***** Input records
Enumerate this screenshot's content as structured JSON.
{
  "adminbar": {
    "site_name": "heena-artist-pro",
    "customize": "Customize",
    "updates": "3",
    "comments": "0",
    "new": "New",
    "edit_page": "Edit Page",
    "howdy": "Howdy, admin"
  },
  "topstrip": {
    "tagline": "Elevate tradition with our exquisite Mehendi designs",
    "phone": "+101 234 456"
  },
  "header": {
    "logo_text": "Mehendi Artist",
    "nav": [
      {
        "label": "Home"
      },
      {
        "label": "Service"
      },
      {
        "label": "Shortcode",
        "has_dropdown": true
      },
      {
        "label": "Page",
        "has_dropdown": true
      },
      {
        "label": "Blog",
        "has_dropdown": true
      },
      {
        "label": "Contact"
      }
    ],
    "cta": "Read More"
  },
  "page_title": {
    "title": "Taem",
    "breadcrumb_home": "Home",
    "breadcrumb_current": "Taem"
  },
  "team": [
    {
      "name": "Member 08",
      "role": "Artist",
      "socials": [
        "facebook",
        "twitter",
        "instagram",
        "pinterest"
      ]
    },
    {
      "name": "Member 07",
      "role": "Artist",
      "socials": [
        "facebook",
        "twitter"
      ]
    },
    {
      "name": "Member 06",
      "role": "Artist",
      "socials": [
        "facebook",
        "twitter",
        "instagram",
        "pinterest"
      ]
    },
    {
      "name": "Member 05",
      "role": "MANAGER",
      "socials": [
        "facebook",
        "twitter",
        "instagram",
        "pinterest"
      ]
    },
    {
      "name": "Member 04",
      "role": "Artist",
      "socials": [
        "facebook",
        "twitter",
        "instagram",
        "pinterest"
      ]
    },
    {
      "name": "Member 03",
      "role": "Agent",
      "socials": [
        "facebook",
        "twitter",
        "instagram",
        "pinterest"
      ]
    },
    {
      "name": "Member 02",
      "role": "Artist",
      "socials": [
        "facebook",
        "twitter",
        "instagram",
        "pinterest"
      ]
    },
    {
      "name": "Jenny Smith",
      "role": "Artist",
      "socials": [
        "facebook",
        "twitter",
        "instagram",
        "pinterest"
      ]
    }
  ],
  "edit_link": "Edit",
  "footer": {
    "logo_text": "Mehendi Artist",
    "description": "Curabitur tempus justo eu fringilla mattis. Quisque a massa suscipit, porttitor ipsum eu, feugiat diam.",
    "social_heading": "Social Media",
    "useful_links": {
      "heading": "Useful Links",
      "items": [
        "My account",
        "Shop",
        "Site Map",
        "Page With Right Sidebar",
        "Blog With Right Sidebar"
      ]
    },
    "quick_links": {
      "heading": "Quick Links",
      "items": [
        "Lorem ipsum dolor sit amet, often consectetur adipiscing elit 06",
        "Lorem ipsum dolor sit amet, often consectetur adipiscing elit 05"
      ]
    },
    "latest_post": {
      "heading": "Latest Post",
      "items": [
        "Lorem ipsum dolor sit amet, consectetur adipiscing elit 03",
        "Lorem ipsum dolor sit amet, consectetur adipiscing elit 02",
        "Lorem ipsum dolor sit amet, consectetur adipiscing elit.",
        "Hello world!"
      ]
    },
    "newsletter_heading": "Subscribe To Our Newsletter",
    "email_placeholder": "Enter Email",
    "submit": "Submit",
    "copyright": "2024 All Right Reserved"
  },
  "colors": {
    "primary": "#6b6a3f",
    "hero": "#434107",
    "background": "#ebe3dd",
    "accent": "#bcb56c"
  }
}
**********
**Stated exercise:**
From the records above, please extract every line and repeat it exactly.

**Right answer:**
Enumerate this screenshot's content as structured JSON.
{
  "adminbar": {
    "site_name": "heena-artist-pro",
    "customize": "Customize",
    "updates": "3",
    "comments": "0",
    "new": "New",
    "edit_page": "Edit Page",
    "howdy": "Howdy, admin"
  },
  "topstrip": {
    "tagline": "Elevate tradition with our exquisite Mehendi designs",
    "phone": "+101 234 456"
  },
  "header": {
    "logo_text": "Mehendi Artist",
    "nav": [
      {
        "label": "Home"
      },
      {
        "label": "Service"
      },
      {
        "label": "Shortcode",
        "has_dropdown": true
      },
      {
        "label": "Page",
        "has_dropdown": true
      },
      {
        "label": "Blog",
        "has_dropdown": true
      },
      {
        "label": "Contact"
      }
    ],
    "cta": "Read More"
  },
  "page_title": {
    "title": "Taem",
    "breadcrumb_home": "Home",
    "breadcrumb_current": "Taem"
  },
  "team": [
    {
      "name": "Member 08",
      "role": "Artist",
      "socials": [
        "facebook",
        "twitter",
        "instagram",
        "pinterest"
      ]
    },
    {
      "name": "Member 07",
      "role": "Artist",
      "socials": [
        "facebook",
        "twitter"
      ]
    },
    {
      "name": "Member 06",
      "role": "Artist",
      "socials": [
        "facebook",
        "twitter",
        "instagram",
        "pinterest"
      ]
    },
    {
      "name": "Member 05",
      "role": "MANAGER",
      "socials": [
        "facebook",
        "twitter",
        "instagram",
        "pinterest"
      ]
    },
    {
      "name": "Member 04",
      "role": "Artist",
      "socials": [
        "facebook",
        "twitter",
        "instagram",
        "pinterest"
      ]
    },
    {
      "name": "Member 03",
      "role": "Agent",
      "socials": [
        "facebook",
        "twitter",
        "instagram",
        "pinterest"
      ]
    },
    {
      "name": "Member 02",
      "role": "Artist",
      "socials": [
        "facebook",
        "twitter",
        "instagram",
        "pinterest"
      ]
    },
    {
      "name": "Jenny Smith",
      "role": "Artist",
      "socials": [
        "facebook",
        "twitter",
        "instagram",
        "pinterest"
      ]
    }
  ],
  "edit_link": "Edit",
  "footer": {
    "logo_text": "Mehendi Artist",
    "description": "Curabitur tempus justo eu fringilla mattis. Quisque a massa suscipit, porttitor ipsum eu, feugiat diam.",
    "social_heading": "Social Media",
    "useful_links": {
      "heading": "Useful Links",
      "items": [
        "My account",
        "Shop",
        "Site Map",
        "Page With Right Sidebar",
        "Blog With Right Sidebar"
      ]
    },
    "quick_links": {
      "heading": "Quick Links",
      "items": [
        "Lorem ipsum dolor sit amet, often consectetur adipiscing elit 06",
        "Lorem ipsum dolor sit amet, often consectetur adipiscing elit 05"
      ]
    },
    "latest_post": {
      "heading": "Latest Post",
      "items": [
        "Lorem ipsum dolor sit amet, consectetur adipiscing elit 03",
        "Lorem ipsum dolor sit amet, consectetur adipiscing elit 02",
        "Lorem ipsum dolor sit amet, consectetur adipiscing elit.",
        "Hello world!"
      ]
    },
    "newsletter_heading": "Subscribe To Our Newsletter",
    "email_placeholder": "Enter Email",
    "submit": "Submit",
    "copyright": "2024 All Right Reserved"
  },
  "colors": {
    "primary": "#6b6a3f",
    "hero": "#434107",
    "background": "#ebe3dd",
    "accent": "#bcb56c"
  }
}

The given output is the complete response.